Task statement: Please give the listing again in its entirety, exactly as written.

Data provided:

* * *

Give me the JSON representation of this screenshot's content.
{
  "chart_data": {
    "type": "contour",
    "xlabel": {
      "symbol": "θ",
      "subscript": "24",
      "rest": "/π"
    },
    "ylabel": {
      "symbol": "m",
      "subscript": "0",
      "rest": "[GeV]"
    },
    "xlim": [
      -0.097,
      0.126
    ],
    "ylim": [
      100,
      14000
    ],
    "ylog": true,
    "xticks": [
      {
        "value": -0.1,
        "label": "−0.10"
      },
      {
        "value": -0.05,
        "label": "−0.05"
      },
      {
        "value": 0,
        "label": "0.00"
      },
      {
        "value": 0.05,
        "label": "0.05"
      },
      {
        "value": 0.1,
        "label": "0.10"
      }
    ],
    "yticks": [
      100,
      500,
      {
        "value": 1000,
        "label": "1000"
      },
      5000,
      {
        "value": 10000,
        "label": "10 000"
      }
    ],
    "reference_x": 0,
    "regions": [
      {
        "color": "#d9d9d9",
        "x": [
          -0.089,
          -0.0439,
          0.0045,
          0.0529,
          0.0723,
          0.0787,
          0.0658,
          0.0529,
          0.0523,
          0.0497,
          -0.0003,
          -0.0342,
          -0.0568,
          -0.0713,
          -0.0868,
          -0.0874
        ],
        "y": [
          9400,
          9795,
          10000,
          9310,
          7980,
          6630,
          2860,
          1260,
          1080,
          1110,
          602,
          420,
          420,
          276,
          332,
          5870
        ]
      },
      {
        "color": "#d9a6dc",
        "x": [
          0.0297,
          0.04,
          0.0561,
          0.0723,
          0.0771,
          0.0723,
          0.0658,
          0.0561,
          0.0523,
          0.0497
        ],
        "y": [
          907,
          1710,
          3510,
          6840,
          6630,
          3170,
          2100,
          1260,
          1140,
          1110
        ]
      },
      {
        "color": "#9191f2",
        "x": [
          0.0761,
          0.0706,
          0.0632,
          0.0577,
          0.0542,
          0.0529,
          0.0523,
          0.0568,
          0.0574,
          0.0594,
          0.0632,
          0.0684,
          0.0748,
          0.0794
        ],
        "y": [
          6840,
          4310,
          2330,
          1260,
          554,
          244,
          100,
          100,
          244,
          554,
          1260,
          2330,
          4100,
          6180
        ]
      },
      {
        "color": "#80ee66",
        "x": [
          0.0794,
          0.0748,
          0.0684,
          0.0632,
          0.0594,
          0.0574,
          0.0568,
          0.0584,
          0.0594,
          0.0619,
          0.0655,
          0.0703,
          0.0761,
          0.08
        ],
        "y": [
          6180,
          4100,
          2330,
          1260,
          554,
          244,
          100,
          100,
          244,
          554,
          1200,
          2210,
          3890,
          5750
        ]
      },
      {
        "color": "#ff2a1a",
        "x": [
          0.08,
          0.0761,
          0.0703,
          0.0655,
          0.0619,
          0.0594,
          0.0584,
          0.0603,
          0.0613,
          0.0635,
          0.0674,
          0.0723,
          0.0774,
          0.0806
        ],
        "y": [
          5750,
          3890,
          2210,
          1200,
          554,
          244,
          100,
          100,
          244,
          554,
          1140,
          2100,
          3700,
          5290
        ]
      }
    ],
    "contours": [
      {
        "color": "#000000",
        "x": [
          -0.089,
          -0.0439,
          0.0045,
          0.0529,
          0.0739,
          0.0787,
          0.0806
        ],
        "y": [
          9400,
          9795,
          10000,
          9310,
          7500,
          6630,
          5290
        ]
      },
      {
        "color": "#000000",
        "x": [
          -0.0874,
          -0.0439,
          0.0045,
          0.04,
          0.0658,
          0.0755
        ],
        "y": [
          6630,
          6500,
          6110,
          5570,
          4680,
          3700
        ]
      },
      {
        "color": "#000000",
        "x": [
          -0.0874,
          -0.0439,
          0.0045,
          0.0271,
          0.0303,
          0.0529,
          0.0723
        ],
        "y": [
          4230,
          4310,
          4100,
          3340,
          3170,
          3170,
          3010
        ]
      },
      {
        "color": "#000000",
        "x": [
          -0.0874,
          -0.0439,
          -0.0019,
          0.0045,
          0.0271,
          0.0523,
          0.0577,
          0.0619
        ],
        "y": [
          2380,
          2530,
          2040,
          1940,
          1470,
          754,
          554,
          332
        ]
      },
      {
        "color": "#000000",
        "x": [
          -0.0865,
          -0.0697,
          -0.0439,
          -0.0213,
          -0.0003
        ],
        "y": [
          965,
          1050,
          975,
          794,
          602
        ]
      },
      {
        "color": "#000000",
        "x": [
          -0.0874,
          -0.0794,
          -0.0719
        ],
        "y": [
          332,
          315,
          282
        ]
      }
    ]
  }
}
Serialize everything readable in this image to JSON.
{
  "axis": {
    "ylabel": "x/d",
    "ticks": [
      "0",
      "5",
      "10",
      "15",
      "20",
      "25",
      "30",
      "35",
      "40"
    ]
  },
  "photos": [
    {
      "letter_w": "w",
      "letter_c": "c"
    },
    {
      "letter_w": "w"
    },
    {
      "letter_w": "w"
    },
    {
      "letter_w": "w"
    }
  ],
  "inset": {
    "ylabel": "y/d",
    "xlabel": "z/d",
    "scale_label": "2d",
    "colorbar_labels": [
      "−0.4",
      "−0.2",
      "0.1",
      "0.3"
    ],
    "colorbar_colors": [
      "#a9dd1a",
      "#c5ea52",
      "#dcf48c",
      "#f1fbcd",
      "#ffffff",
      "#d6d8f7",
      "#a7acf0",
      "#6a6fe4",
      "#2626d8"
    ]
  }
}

* * *

Answer in full:
Give me the JSON representation of this screenshot's content.
{
  "chart_data": {
    "type": "contour",
    "xlabel": {
      "symbol": "θ",
      "subscript": "24",
      "rest": "/π"
    },
    "ylabel": {
      "symbol": "m",
      "subscript": "0",
      "rest": "[GeV]"
    },
    "xlim": [
      -0.097,
      0.126
    ],
    "ylim": [
      100,
      14000
    ],
    "ylog": true,
    "xticks": [
      {
        "value": -0.1,
        "label": "−0.10"
      },
      {
        "value": -0.05,
        "label": "−0.05"
      },
      {
        "value": 0,
        "label": "0.00"
      },
      {
        "value": 0.05,
        "label": "0.05"
      },
      {
        "value": 0.1,
        "label": "0.10"
      }
    ],
    "yticks": [
      100,
      500,
      {
        "value": 1000,
        "label": "1000"
      },
      5000,
      {
        "value": 10000,
        "label": "10 000"
      }
    ],
    "reference_x": 0,
    "regions": [
      {
        "color": "#d9d9d9",
        "x": [
          -0.089,
          -0.0439,
          0.0045,
          0.0529,
          0.0723,
          0.0787,
          0.0658,
          0.0529,
          0.0523,
          0.0497,
          -0.0003,
          -0.0342,
          -0.0568,
          -0.0713,
          -0.0868,
          -0.0874
        ],
        "y": [
          9400,
          9795,
          10000,
          9310,
          7980,
          6630,
          2860,
          1260,
          1080,
          1110,
          602,
          420,
          420,
          276,
          332,
          5870
        ]
      },
      {
        "color": "#d9a6dc",
        "x": [
          0.0297,
          0.04,
          0.0561,
          0.0723,
          0.0771,
          0.0723,
          0.0658,
          0.0561,
          0.0523,
          0.0497
        ],
        "y": [
          907,
          1710,
          3510,
          6840,
          6630,
          3170,
          2100,
          1260,
          1140,
          1110
        ]
      },
      {
        "color": "#9191f2",
        "x": [
          0.0761,
          0.0706,
          0.0632,
          0.0577,
          0.0542,
          0.0529,
          0.0523,
          0.0568,
          0.0574,
          0.0594,
          0.0632,
          0.0684,
          0.0748,
          0.0794
        ],
        "y": [
          6840,
          4310,
          2330,
          1260,
          554,
          244,
          100,
          100,
          244,
          554,
          1260,
          2330,
          4100,
          6180
        ]
      },
      {
        "color": "#80ee66",
        "x": [
          0.0794,
          0.0748,
          0.0684,
          0.0632,
          0.0594,
          0.0574,
          0.0568,
          0.0584,
          0.0594,
          0.0619,
          0.0655,
          0.0703,
          0.0761,
          0.08
        ],
        "y": [
          6180,
          4100,
          2330,
          1260,
          554,
          244,
          100,
          100,
          244,
          554,
          1200,
          2210,
          3890,
          5750
        ]
      },
      {
        "color": "#ff2a1a",
        "x": [
          0.08,
          0.0761,
          0.0703,
          0.0655,
          0.0619,
          0.0594,
          0.0584,
          0.0603,
          0.0613,
          0.0635,
          0.0674,
          0.0723,
          0.0774,
          0.0806
        ],
        "y": [
          5750,
          3890,
          2210,
          1200,
          554,
          244,
          100,
          100,
          244,
          554,
          1140,
          2100,
          3700,
          5290
        ]
      }
    ],
    "contours": [
      {
        "color": "#000000",
        "x": [
          -0.089,
          -0.0439,
          0.0045,
          0.0529,
          0.0739,
          0.0787,
          0.0806
        ],
        "y": [
          9400,
          9795,
          10000,
          9310,
          7500,
          6630,
          5290
        ]
      },
      {
        "color": "#000000",
        "x": [
          -0.0874,
          -0.0439,
          0.0045,
          0.04,
          0.0658,
          0.0755
        ],
        "y": [
          6630,
          6500,
          6110,
          5570,
          4680,
          3700
        ]
      },
      {
        "color": "#000000",
        "x": [
          -0.0874,
          -0.0439,
          0.0045,
          0.0271,
          0.0303,
          0.0529,
          0.0723
        ],
        "y": [
          4230,
          4310,
          4100,
          3340,
          3170,
          3170,
          3010
        ]
      },
      {
        "color": "#000000",
        "x": [
          -0.0874,
          -0.0439,
          -0.0019,
          0.0045,
          0.0271,
          0.0523,
          0.0577,
          0.0619
        ],
        "y": [
          2380,
          2530,
          2040,
          1940,
          1470,
          754,
          554,
          332
        ]
      },
      {
        "color": "#000000",
        "x": [
          -0.0865,
          -0.0697,
          -0.0439,
          -0.0213,
          -0.0003
        ],
        "y": [
          965,
          1050,
          975,
          794,
          602
        ]
      },
      {
        "color": "#000000",
        "x": [
          -0.0874,
          -0.0794,
          -0.0719
        ],
        "y": [
          332,
          315,
          282
        ]
      }
    ]
  }
}
Serialize everything readable in this image to JSON.
{
  "axis": {
    "ylabel": "x/d",
    "ticks": [
      "0",
      "5",
      "10",
      "15",
      "20",
      "25",
      "30",
      "35",
      "40"
    ]
  },
  "photos": [
    {
      "letter_w": "w",
      "letter_c": "c"
    },
    {
      "letter_w": "w"
    },
    {
      "letter_w": "w"
    },
    {
      "letter_w": "w"
    }
  ],
  "inset": {
    "ylabel": "y/d",
    "xlabel": "z/d",
    "scale_label": "2d",
    "colorbar_labels": [
      "−0.4",
      "−0.2",
      "0.1",
      "0.3"
    ],
    "colorbar_colors": [
      "#a9dd1a",
      "#c5ea52",
      "#dcf48c",
      "#f1fbcd",
      "#ffffff",
      "#d6d8f7",
      "#a7acf0",
      "#6a6fe4",
      "#2626d8"
    ]
  }
}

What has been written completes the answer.